• _Provided passage_
-.-.-
That is the explanation of the unusual consistency that marked the work
of the Red Sox all season and the fact they did not experience a serious
slump. In the first month of the season they won twelve games and lost
eight. The second month of the race was their poorest one--the nearest
they came to a slump. In that month they won eight and lost ten games.
In the third month Boston won twenty-three and lost seven games. The
fourth month saw them win twenty games and lose eight and in the fifth
month their record was twenty victories and five defeats. In the final
stages of the race the Red Sox were not under as strong pressure from
behind and naturally did not travel as fast after sighting the wire, but
the figures produced explain why Boston won the pennant. It started well
and kept going faster until there was no longer need for speed. The
annexation of the world's championship in a record breaking world's
series with the New York Giants was a fitting climax to their season's
achievement.

* * * * *

When Clark Griffith stalked through the west on his first invasion of
the season with a team of youngsters, some of them practically unknown,
and declared he was going after the pennant, everybody laughed or wanted
to. A few weeks later everybody who had laughed was sorry, and those who
only wanted to laugh were glad they didn't. For Griffith kept his men
keyed up to the fighting pitch during the greater part of the season,
and when they did start slumping in September, he made a slight switch
on his infield, applied the brakes and started them going up again. The
result was that Washington finished second for the first time in its
major league history, winning that position in the closing days of the
race after a bitter tussle with the passing world's champions.
-.-.-
• _Set of tasks_
1 - Can you repeat the baseball passage word for word between "That is the" and "lost ten games.", inclusive?
2 - What is the tally of lines in the entries that contain the string "most"? Answer with the number only.
The baseball passage has no connection to the entries that come after it.
-.-.-
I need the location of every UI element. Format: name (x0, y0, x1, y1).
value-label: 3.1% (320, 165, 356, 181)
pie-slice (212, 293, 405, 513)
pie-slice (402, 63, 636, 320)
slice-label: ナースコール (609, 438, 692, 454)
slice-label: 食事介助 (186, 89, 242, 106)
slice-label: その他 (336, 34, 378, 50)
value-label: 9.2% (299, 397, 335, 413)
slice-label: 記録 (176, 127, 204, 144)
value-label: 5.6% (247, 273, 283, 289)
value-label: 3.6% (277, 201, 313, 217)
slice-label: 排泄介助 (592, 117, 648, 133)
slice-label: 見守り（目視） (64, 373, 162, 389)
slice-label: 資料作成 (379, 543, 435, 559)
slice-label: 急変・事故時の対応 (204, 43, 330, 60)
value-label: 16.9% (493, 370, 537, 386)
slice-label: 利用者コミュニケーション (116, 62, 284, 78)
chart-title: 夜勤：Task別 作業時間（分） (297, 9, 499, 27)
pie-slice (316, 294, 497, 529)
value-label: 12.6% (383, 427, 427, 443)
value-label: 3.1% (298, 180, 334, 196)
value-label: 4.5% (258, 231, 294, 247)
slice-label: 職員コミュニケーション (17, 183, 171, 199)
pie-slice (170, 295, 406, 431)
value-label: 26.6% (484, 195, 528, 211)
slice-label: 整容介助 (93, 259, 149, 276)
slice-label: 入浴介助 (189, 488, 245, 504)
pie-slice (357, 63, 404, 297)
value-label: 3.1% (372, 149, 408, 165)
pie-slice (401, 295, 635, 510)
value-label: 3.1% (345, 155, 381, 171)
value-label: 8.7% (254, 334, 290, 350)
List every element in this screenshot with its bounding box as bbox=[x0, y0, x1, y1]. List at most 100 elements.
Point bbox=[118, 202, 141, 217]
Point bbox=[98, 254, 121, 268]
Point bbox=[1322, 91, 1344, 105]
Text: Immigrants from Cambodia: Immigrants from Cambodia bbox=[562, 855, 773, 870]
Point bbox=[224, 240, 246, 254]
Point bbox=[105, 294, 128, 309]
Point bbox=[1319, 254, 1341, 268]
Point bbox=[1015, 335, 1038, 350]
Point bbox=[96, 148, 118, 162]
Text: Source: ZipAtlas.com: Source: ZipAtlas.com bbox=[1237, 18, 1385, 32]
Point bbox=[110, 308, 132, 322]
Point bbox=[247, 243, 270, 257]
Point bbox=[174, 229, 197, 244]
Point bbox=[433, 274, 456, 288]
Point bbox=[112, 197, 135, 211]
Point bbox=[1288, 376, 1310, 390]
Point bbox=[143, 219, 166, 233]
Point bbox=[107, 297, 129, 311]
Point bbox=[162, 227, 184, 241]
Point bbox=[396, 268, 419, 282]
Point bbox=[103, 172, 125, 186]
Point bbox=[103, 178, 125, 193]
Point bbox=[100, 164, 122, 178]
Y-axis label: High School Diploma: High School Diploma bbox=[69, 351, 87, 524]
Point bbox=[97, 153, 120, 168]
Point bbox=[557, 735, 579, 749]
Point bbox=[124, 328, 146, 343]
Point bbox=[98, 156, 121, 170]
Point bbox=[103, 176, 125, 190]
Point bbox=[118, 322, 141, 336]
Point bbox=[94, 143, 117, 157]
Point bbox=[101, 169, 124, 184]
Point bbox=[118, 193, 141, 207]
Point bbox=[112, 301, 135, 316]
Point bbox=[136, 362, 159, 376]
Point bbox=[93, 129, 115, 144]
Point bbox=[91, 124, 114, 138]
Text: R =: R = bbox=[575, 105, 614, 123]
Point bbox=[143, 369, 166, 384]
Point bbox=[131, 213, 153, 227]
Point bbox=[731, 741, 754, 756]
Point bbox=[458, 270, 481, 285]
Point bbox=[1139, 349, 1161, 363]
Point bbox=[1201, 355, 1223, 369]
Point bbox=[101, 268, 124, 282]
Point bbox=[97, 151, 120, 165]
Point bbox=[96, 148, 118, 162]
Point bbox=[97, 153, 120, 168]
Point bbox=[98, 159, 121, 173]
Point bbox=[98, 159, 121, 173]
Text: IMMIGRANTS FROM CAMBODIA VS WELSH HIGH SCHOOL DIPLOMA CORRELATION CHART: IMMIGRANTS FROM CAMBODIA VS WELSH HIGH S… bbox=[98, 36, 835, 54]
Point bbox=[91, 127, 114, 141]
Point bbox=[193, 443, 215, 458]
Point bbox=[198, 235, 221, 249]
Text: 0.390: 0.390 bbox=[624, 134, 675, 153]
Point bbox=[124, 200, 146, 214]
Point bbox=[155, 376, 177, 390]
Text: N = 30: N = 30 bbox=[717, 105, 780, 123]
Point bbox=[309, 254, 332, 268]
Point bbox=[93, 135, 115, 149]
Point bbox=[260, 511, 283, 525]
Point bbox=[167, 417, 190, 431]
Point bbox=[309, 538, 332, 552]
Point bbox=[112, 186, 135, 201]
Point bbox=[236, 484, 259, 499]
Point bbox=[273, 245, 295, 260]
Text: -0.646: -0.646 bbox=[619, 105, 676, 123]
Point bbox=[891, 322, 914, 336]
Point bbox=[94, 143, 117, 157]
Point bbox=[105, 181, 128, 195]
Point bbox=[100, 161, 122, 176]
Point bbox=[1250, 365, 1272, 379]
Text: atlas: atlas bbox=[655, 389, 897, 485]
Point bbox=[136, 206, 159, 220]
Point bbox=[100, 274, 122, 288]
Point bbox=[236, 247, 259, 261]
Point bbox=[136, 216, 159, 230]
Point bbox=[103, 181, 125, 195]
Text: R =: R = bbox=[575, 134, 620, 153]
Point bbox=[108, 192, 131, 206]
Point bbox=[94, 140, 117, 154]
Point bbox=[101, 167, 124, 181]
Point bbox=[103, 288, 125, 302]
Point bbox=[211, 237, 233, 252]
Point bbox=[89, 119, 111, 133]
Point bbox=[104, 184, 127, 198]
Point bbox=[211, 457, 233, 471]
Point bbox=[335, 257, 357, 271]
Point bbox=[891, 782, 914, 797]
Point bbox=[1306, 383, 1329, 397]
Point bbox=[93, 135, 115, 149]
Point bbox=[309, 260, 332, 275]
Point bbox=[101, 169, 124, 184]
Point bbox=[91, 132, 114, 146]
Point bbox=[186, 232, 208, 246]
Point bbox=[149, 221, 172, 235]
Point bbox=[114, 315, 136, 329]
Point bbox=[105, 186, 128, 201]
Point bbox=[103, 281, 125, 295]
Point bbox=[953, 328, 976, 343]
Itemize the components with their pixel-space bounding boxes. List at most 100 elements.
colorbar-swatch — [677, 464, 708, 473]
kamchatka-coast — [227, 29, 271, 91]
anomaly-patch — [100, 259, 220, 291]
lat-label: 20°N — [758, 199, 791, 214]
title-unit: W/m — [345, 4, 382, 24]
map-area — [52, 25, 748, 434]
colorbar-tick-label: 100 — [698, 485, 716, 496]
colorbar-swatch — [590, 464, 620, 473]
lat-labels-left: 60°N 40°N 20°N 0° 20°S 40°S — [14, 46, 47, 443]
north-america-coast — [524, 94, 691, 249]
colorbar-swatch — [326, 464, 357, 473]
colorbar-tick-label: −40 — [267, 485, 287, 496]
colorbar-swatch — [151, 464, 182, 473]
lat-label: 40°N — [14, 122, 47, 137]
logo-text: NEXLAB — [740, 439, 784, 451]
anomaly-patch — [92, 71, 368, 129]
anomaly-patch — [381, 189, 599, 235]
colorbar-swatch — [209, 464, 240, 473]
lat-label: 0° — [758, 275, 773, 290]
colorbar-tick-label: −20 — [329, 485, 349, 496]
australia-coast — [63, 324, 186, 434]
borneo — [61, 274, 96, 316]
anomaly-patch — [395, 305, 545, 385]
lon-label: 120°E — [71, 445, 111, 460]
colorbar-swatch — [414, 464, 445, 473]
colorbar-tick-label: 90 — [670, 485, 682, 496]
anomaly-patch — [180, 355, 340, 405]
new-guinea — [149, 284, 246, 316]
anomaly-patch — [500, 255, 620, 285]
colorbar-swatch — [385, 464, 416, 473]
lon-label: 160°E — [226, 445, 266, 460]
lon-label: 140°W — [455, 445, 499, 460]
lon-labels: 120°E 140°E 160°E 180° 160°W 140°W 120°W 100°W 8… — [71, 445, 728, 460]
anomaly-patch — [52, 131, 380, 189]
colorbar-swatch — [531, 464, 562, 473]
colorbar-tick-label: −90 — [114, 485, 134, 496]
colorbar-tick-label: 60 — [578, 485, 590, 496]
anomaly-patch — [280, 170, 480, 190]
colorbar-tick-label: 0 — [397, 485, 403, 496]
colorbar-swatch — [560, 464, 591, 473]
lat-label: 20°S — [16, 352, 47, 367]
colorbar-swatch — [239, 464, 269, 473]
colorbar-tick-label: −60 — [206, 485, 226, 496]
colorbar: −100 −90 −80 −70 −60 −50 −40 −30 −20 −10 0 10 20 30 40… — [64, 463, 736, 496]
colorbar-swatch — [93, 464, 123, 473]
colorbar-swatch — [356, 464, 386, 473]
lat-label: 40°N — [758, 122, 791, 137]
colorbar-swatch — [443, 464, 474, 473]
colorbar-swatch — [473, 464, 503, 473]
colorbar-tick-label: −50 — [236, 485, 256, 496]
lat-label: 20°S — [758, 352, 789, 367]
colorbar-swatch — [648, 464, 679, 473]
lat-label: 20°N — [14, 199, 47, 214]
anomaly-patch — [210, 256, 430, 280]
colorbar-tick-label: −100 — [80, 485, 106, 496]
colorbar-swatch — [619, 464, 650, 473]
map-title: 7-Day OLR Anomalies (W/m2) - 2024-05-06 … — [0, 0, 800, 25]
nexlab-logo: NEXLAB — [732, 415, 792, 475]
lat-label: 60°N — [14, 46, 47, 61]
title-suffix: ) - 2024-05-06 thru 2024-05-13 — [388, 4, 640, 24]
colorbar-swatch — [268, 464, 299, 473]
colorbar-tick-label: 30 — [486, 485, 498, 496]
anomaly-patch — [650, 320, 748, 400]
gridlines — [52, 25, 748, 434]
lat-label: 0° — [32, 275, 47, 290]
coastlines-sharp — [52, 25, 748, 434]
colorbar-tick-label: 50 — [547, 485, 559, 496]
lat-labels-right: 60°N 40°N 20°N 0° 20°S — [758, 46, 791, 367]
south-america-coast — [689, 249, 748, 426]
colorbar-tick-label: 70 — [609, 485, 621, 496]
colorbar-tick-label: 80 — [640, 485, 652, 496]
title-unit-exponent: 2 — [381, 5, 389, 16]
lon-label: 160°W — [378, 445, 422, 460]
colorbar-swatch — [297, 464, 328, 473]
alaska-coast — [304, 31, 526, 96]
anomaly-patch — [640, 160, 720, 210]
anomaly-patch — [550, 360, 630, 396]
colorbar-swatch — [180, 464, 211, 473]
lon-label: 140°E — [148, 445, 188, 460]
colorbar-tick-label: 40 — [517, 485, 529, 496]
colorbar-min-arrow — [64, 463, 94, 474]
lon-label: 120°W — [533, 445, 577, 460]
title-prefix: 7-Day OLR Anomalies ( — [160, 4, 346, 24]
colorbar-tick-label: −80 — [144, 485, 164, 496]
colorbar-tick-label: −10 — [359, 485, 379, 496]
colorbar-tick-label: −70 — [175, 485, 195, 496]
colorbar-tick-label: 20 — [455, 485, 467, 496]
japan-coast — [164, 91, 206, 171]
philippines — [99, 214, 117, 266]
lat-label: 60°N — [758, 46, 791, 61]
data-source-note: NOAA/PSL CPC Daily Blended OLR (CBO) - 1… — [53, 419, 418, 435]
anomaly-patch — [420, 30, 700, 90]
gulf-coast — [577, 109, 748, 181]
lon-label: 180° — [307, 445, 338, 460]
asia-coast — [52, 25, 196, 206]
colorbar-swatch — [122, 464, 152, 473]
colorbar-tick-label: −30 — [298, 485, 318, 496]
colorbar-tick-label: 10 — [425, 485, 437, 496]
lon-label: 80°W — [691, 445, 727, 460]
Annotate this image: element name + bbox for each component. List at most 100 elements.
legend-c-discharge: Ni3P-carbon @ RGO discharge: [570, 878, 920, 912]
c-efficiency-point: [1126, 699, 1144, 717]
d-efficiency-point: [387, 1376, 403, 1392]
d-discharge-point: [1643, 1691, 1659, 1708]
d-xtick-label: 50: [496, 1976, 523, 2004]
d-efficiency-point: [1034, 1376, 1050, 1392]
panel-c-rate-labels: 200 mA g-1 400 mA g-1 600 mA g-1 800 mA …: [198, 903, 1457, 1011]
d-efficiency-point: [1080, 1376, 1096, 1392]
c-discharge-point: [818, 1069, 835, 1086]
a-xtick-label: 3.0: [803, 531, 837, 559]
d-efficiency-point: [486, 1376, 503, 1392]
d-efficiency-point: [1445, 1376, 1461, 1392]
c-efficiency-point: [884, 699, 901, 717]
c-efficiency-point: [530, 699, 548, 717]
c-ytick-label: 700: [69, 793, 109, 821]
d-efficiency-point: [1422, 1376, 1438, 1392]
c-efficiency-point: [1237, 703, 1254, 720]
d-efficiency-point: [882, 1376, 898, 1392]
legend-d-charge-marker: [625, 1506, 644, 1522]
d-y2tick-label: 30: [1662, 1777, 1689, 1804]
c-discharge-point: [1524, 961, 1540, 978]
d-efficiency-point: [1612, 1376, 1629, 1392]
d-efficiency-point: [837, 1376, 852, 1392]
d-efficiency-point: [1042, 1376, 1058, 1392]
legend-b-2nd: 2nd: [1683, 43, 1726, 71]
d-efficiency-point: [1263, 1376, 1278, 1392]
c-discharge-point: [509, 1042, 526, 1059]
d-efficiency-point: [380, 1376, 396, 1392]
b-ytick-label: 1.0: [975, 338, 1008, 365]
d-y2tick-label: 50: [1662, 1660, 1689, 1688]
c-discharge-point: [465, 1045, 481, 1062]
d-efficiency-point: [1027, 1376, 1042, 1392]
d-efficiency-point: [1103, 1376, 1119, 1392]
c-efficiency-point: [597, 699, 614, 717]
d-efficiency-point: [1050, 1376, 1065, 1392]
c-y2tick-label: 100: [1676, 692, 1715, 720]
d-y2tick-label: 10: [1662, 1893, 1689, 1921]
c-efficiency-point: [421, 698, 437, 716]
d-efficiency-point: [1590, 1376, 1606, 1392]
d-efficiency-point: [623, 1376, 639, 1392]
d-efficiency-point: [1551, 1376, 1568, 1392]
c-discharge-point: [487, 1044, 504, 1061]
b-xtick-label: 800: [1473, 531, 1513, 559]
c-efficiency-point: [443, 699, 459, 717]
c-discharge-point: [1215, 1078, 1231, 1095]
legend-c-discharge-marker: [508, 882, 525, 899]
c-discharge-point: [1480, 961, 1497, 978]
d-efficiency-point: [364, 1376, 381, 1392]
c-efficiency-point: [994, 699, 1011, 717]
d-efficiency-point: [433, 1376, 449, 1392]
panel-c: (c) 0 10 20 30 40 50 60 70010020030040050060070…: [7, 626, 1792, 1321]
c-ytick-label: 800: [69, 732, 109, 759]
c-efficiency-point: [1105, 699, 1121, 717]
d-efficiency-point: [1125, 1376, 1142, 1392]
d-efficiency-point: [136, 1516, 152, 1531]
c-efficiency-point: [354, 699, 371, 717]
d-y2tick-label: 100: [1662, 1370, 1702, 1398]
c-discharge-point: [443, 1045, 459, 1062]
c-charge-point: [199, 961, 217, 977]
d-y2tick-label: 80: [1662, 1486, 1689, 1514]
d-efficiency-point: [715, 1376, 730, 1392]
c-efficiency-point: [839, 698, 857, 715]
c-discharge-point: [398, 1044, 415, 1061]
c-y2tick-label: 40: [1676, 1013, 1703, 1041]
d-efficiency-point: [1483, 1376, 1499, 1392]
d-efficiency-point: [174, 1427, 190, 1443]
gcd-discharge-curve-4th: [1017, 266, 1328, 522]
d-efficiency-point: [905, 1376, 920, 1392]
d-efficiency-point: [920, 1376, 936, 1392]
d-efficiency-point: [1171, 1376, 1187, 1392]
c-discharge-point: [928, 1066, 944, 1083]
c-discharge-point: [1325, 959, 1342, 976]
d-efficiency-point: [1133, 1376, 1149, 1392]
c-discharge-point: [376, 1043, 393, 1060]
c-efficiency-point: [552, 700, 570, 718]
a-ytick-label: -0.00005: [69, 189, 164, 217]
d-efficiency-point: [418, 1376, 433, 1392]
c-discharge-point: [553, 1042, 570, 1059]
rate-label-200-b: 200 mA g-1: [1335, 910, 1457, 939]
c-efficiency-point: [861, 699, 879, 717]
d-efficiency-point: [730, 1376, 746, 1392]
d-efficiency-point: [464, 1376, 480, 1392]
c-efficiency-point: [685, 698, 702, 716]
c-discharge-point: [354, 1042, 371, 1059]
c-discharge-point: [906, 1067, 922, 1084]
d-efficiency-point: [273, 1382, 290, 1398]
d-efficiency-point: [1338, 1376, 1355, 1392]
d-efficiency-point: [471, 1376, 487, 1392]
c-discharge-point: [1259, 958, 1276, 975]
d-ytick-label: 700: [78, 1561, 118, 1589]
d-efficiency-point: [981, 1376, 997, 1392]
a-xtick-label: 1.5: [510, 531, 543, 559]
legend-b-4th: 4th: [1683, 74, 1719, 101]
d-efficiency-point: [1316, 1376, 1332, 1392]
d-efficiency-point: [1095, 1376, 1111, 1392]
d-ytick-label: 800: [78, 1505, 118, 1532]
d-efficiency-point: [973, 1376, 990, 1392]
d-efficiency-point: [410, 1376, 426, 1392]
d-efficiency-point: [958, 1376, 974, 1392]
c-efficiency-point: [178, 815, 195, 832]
-.-.-
• _Solutions_
1 -
That is the explanation of the unusual consistency that marked the work
of the Red Sox all season and the fact they did not experience a serious
slump. In the first month of the season they won twelve games and lost
eight. The second month of the race was their poorest one--the nearest
they came to a slump. In that month they won eight and lost ten games.

2 - 3